> **The problem**:
Set down every entry word for word. Omit the pictures.

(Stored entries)
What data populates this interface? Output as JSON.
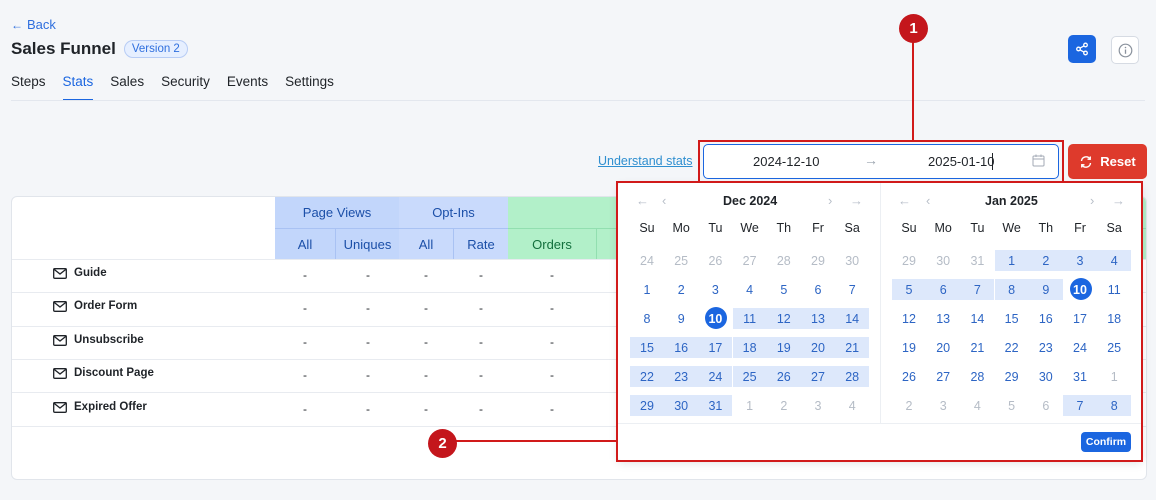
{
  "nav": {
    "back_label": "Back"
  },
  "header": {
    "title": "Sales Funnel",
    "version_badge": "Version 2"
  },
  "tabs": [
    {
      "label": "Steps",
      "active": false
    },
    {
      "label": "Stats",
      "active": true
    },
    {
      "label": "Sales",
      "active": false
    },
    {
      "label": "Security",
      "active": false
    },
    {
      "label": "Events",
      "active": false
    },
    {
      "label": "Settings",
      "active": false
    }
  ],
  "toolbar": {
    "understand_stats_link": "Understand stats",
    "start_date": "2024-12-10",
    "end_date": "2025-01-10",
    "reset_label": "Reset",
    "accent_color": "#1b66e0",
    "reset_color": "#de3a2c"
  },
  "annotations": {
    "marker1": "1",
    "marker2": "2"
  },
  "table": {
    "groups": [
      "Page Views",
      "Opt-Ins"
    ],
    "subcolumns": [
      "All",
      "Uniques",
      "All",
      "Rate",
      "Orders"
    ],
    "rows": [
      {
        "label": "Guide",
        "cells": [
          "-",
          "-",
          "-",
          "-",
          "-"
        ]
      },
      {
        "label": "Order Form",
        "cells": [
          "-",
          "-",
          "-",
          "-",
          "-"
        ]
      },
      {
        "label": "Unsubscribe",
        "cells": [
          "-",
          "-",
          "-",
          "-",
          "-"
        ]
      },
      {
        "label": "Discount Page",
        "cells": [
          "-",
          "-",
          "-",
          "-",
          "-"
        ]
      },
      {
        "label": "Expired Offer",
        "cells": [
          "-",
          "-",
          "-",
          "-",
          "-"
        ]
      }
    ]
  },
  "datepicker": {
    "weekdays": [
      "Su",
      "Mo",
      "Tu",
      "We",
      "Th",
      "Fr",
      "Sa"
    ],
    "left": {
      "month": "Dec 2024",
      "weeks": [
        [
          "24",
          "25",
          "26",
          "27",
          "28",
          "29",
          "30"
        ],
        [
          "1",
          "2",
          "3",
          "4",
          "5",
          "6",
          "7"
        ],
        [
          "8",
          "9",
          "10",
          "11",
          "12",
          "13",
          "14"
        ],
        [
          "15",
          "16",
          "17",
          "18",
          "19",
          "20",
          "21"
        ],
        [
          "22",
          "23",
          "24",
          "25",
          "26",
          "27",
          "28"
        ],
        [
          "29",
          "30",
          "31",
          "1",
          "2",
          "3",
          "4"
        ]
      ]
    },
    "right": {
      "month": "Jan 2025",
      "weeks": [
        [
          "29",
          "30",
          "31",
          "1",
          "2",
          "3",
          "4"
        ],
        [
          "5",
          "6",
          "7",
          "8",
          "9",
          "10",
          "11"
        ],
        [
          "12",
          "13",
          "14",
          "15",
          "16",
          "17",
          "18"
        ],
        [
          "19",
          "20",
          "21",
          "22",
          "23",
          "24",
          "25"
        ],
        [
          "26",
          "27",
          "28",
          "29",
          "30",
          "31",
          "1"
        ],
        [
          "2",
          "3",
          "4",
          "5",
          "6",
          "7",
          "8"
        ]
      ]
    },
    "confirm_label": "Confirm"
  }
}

> **Solution**:
What data populates this interface? Output as JSON.
{
  "nav": {
    "back_label": "Back"
  },
  "header": {
    "title": "Sales Funnel",
    "version_badge": "Version 2"
  },
  "tabs": [
    {
      "label": "Steps",
      "active": false
    },
    {
      "label": "Stats",
      "active": true
    },
    {
      "label": "Sales",
      "active": false
    },
    {
      "label": "Security",
      "active": false
    },
    {
      "label": "Events",
      "active": false
    },
    {
      "label": "Settings",
      "active": false
    }
  ],
  "toolbar": {
    "understand_stats_link": "Understand stats",
    "start_date": "2024-12-10",
    "end_date": "2025-01-10",
    "reset_label": "Reset",
    "accent_color": "#1b66e0",
    "reset_color": "#de3a2c"
  },
  "annotations": {
    "marker1": "1",
    "marker2": "2"
  },
  "table": {
    "groups": [
      "Page Views",
      "Opt-Ins"
    ],
    "subcolumns": [
      "All",
      "Uniques",
      "All",
      "Rate",
      "Orders"
    ],
    "rows": [
      {
        "label": "Guide",
        "cells": [
          "-",
          "-",
          "-",
          "-",
          "-"
        ]
      },
      {
        "label": "Order Form",
        "cells": [
          "-",
          "-",
          "-",
          "-",
          "-"
        ]
      },
      {
        "label": "Unsubscribe",
        "cells": [
          "-",
          "-",
          "-",
          "-",
          "-"
        ]
      },
      {
        "label": "Discount Page",
        "cells": [
          "-",
          "-",
          "-",
          "-",
          "-"
        ]
      },
      {
        "label": "Expired Offer",
        "cells": [
          "-",
          "-",
          "-",
          "-",
          "-"
        ]
      }
    ]
  },
  "datepicker": {
    "weekdays": [
      "Su",
      "Mo",
      "Tu",
      "We",
      "Th",
      "Fr",
      "Sa"
    ],
    "left": {
      "month": "Dec 2024",
      "weeks": [
        [
          "24",
          "25",
          "26",
          "27",
          "28",
          "29",
          "30"
        ],
        [
          "1",
          "2",
          "3",
          "4",
          "5",
          "6",
          "7"
        ],
        [
          "8",
          "9",
          "10",
          "11",
          "12",
          "13",
          "14"
        ],
        [
          "15",
          "16",
          "17",
          "18",
          "19",
          "20",
          "21"
        ],
        [
          "22",
          "23",
          "24",
          "25",
          "26",
          "27",
          "28"
        ],
        [
          "29",
          "30",
          "31",
          "1",
          "2",
          "3",
          "4"
        ]
      ]
    },
    "right": {
      "month": "Jan 2025",
      "weeks": [
        [
          "29",
          "30",
          "31",
          "1",
          "2",
          "3",
          "4"
        ],
        [
          "5",
          "6",
          "7",
          "8",
          "9",
          "10",
          "11"
        ],
        [
          "12",
          "13",
          "14",
          "15",
          "16",
          "17",
          "18"
        ],
        [
          "19",
          "20",
          "21",
          "22",
          "23",
          "24",
          "25"
        ],
        [
          "26",
          "27",
          "28",
          "29",
          "30",
          "31",
          "1"
        ],
        [
          "2",
          "3",
          "4",
          "5",
          "6",
          "7",
          "8"
        ]
      ]
    },
    "confirm_label": "Confirm"
  }
}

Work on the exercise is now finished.